| ESERCIZIO 1 |
Indichi se ciascuna delle affermazioni (a), (b) e (c) concorda con il testo sui piercing orali, rispondendo sì o no e citando le parole decisive del testo. (a) Le parti metalliche dei piercing urtano contro denti e gengive. (b) Le microfratture dello smalto si vedono a occhio nudo. (c) Le microfratture dello smalto compaiono soltanto nei portatori di piercing.
| ESERCIZIO 2 |
Prosegua il testo sui piercing a labbra e lingua a partire dal punto in cui si interrompe.

Molti pazienti (giovani e non) vengono in studio con piercing sulle labbra e sulla lingua. Spesso mi capita, purtroppo, anche vedere i segni non sempre positivi della loro presenza. Purtroppo labbra e lingua sono in continuo movimento, e le componenti in metallo sbattono sui denti e sulle gengive.
Analizzando i denti in translucenza (per intenderci mettendoci vicina la luce blu che si utilizza nelle otturazioni “bianche”) spesso si vedono una miriade di frastagliature causate dalle microfratture non visibili dello smalto. Queste già normalmente sono presenti sui denti di molti pazienti, ma nei portatori di piercing sono molte di più.

| VOCI ESTRATTE |

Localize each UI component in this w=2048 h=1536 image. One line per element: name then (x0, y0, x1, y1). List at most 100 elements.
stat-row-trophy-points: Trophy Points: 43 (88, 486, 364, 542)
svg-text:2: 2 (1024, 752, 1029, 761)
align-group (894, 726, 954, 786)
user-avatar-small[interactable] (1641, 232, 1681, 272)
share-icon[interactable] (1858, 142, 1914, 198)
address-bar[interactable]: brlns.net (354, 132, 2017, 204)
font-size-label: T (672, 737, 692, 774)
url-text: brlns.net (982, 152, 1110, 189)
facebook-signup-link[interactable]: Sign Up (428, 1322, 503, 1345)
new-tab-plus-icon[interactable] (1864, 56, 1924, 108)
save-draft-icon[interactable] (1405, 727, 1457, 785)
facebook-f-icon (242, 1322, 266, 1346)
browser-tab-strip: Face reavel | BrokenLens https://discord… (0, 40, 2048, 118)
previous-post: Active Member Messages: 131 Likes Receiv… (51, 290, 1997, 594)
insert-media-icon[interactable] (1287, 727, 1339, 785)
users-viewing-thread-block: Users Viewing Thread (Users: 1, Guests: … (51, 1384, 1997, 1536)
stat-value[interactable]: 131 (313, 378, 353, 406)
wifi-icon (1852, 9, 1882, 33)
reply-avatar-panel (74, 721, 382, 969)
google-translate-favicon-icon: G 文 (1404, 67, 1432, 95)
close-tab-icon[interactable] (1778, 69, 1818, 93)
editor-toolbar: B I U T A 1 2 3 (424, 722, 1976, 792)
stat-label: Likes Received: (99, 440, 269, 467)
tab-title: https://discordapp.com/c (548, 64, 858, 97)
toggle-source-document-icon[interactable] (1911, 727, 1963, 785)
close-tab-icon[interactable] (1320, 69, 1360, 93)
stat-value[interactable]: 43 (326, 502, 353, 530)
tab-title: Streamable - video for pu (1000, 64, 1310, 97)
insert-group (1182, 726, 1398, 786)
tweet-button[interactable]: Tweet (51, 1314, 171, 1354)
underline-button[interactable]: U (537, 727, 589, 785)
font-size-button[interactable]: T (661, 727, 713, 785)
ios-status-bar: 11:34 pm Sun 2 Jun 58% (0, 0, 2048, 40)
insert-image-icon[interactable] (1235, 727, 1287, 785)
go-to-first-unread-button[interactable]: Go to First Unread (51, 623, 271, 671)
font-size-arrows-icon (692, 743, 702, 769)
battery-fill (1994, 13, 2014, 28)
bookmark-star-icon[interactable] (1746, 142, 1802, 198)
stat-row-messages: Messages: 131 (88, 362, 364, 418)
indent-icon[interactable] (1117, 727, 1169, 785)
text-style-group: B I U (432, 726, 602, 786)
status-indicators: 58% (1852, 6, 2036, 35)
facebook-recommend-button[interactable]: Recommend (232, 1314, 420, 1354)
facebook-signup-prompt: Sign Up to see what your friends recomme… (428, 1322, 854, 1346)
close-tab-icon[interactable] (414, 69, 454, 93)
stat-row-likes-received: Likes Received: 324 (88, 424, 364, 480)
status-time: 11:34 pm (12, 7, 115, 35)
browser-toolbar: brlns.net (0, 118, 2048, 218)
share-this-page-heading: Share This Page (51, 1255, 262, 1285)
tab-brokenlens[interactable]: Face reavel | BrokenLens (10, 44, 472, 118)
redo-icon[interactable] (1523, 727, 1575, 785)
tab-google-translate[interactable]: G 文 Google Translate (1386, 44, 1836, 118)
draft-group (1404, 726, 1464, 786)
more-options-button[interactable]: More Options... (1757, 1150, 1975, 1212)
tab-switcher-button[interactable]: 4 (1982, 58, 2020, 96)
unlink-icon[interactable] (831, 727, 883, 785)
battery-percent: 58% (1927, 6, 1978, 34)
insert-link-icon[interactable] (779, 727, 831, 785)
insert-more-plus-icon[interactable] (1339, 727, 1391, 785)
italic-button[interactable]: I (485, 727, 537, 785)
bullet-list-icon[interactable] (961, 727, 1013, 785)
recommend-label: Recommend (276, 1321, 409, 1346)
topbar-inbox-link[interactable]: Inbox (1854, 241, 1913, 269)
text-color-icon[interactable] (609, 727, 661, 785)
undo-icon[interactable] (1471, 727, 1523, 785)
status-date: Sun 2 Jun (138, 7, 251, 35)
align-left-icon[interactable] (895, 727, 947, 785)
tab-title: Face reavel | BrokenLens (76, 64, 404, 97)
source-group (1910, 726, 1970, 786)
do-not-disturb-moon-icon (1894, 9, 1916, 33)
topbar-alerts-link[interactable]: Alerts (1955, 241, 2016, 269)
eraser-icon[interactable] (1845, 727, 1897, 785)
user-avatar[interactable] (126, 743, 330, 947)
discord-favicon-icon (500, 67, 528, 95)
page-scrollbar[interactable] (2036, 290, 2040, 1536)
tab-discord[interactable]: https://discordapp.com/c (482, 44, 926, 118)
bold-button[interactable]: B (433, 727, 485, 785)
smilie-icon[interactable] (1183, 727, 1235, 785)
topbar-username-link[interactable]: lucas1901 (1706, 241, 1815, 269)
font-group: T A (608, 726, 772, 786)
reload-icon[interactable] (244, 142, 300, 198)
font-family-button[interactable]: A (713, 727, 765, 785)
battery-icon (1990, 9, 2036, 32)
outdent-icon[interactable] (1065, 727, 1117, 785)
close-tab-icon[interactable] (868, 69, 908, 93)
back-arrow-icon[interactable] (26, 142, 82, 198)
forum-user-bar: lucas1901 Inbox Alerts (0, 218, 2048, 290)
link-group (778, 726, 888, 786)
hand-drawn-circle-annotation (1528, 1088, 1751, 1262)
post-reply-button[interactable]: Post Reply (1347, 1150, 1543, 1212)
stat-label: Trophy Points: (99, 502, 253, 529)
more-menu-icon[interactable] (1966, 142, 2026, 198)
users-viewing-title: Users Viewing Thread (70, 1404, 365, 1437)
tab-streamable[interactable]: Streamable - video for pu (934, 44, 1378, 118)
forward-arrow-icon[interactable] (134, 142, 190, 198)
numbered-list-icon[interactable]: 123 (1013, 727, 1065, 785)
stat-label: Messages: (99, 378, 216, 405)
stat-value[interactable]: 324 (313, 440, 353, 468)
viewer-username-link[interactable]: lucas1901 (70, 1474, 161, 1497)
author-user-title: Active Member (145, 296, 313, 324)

| SOLUZIONE 1 |
(a) Sì: "le componenti in metallo sbattono sui denti e sulle gengive".
(b) No: "microfratture non visibili dello smalto".
(c) No: "Queste già normalmente sono presenti sui denti di molti pazienti".

| SOLUZIONE 2 |
Uno studio scientifico del 2016 ha evidenziato come il 26% di chi ha un piercing alle labbra presenta scheggiature o fratture ai denti visibili ad occhio nudo, mentre nel caso del piercing alla lingua la percentuale sale al 37%.
Frequenti sono le fratture anche in chi ha il vizio di mordicchiare il gioiello. Altro grave problema è il continuo impatto con le gengive, che porta queste a ritirarsi e ad allontanarsi dalla posizione in cui dovrebbero essere.
Questo accade sia sulla superficie esterna dei denti che sulla parte interna. Questo abbassamento gengivale non è reversibile, portando alla scoperta della radice di uno o più denti (che appaiono quindi più lunghi).
Solo un intervento di chirurgia gengivale può riportare il livello delle mucose all’altezza corretta.
Inoltre, la bocca contiene milioni di batteri che interagiscono sempre con gli oggetti “estranei” al corpo che vi vengono inseriti. Per questo motivo il rischio di infezione e gonfiore nei piercing orali (spesso a causa dell’accumulo di tartaro) è più elevato rispetto a quelli esterni al cavo orale.